WHAT YOU WILL DO: Collect every line that includes the string "ylabel".

[Records from a data source]
=======
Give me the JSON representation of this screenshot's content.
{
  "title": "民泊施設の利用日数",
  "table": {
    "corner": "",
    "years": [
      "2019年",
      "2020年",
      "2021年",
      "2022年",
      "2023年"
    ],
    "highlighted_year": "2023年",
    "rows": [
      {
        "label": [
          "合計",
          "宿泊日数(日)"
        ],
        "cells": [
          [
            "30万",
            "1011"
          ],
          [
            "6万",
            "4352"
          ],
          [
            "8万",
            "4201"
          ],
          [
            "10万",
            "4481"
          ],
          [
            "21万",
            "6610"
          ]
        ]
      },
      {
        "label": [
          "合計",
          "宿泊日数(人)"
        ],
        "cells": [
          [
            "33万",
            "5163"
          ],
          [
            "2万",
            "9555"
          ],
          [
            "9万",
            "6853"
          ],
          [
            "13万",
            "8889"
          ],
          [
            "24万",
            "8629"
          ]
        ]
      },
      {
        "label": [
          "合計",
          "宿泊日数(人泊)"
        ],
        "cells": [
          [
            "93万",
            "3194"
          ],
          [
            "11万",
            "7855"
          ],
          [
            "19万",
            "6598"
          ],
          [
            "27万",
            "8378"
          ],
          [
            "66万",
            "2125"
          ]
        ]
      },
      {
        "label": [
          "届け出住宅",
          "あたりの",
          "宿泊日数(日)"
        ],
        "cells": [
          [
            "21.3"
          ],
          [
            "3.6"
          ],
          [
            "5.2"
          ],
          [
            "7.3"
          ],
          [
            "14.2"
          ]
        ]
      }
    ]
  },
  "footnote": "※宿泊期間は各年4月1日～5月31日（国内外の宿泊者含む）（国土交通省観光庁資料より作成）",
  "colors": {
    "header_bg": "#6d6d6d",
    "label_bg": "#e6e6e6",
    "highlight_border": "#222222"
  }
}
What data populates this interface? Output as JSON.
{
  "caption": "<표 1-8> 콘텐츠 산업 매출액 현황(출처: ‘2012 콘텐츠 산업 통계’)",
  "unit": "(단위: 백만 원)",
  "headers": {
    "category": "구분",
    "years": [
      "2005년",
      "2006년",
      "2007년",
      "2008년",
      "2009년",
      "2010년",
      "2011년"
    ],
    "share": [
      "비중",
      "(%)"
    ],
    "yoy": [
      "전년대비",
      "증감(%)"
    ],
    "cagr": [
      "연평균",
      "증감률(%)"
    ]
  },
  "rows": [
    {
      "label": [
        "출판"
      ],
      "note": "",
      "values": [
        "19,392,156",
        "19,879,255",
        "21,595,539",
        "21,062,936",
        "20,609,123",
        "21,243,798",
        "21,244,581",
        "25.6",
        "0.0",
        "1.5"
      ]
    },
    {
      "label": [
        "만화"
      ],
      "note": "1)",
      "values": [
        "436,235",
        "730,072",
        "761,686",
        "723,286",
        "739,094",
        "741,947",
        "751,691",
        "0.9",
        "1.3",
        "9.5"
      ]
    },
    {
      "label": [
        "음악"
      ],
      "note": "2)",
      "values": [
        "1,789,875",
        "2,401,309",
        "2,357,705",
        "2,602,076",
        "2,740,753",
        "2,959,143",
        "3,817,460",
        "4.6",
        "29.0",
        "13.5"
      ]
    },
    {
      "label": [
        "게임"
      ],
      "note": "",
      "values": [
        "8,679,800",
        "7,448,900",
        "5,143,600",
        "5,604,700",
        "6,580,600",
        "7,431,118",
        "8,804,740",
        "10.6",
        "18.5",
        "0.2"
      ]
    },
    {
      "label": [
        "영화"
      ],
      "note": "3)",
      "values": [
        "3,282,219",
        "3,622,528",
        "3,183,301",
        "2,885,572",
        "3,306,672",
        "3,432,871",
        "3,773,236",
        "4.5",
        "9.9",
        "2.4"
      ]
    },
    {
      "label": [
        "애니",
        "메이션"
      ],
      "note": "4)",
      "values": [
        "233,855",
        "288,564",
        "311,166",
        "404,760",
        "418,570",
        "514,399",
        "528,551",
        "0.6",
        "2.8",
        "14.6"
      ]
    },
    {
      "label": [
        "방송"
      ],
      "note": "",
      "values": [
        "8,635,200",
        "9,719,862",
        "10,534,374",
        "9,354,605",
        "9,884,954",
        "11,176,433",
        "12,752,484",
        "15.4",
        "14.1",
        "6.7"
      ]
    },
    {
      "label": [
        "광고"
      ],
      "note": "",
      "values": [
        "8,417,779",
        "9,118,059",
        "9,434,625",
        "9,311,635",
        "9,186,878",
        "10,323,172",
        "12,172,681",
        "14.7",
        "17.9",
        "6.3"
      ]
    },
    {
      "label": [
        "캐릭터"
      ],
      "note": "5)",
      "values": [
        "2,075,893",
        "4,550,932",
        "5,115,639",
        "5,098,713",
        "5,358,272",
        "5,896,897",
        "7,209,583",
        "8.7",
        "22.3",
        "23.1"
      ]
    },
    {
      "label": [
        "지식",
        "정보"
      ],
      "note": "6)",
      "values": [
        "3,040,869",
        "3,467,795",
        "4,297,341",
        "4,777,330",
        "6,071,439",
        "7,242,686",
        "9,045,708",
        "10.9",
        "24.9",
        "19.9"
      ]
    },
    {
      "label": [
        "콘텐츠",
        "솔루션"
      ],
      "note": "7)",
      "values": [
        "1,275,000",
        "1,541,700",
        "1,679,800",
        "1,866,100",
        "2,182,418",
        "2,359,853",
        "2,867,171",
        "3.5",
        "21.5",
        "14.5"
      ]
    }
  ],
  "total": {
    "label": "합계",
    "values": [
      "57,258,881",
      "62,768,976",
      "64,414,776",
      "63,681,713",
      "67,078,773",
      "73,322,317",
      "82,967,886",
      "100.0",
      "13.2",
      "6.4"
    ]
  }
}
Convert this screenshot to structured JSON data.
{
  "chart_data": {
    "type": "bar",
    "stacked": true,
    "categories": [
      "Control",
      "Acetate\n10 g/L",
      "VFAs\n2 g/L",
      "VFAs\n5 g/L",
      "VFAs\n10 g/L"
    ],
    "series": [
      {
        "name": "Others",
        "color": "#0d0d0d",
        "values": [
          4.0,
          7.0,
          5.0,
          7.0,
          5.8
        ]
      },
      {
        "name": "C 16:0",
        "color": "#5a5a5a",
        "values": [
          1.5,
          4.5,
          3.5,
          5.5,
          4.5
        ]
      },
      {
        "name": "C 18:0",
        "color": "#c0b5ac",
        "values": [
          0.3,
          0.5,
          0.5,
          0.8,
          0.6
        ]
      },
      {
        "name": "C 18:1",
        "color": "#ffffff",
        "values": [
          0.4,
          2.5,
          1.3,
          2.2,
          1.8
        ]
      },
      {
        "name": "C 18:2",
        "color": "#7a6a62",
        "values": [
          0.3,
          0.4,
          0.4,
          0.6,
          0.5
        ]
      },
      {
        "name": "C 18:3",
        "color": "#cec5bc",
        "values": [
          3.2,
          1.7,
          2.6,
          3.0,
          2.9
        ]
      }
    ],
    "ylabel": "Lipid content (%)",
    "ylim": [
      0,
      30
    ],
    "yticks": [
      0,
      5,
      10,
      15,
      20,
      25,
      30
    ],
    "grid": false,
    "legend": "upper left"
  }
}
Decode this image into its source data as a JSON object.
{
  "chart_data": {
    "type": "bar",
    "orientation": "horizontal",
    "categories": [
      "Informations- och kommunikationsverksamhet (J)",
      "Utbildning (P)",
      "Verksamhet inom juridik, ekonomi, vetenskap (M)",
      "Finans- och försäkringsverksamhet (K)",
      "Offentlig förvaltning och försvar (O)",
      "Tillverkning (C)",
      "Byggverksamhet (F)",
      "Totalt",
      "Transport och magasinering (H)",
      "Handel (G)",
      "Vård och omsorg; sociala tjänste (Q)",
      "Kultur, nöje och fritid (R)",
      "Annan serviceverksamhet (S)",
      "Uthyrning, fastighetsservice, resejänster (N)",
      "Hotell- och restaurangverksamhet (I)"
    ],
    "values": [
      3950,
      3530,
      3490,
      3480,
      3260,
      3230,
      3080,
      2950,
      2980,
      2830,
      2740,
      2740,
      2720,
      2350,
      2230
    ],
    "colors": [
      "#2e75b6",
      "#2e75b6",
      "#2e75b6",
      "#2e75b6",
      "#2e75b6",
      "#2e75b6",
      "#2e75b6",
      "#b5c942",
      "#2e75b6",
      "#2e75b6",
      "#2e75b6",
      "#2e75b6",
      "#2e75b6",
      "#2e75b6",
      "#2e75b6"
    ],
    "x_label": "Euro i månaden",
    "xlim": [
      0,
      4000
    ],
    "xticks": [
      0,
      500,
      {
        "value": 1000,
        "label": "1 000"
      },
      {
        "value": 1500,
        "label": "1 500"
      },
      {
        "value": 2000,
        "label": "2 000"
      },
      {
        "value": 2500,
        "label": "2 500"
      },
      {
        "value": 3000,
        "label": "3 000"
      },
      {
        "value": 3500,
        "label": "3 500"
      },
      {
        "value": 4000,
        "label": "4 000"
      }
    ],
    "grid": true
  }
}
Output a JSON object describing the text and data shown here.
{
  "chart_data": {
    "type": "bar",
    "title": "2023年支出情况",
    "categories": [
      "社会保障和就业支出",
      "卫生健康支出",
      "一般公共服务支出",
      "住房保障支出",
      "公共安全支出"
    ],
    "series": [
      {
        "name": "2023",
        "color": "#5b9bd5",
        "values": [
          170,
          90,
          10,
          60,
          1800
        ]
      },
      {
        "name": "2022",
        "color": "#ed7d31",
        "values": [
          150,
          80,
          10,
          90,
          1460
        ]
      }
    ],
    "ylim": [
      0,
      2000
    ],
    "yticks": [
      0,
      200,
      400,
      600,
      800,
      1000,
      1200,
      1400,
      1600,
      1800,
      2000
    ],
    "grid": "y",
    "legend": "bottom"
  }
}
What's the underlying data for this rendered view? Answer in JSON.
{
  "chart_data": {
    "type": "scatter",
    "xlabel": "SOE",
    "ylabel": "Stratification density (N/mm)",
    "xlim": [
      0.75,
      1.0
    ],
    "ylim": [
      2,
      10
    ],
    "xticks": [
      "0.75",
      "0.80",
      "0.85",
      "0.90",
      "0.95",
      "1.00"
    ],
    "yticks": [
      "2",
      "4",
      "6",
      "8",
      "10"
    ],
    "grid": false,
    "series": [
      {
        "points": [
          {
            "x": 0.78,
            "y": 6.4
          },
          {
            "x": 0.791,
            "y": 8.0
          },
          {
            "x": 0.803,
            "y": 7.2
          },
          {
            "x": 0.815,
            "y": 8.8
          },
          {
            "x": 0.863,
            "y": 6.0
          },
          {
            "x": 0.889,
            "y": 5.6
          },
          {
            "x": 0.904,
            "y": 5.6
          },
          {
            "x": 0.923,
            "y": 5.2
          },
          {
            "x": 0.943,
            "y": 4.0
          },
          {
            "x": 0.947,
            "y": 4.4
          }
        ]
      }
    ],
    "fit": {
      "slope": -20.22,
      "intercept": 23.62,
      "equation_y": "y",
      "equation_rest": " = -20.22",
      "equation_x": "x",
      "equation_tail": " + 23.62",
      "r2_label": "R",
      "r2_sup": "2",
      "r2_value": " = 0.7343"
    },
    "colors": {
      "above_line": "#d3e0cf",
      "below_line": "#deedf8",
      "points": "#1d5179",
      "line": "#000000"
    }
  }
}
=======
TASK RESULT:
    "ylabel": "Lipid content (%)",
    "ylabel": "Stratification density (N/mm)",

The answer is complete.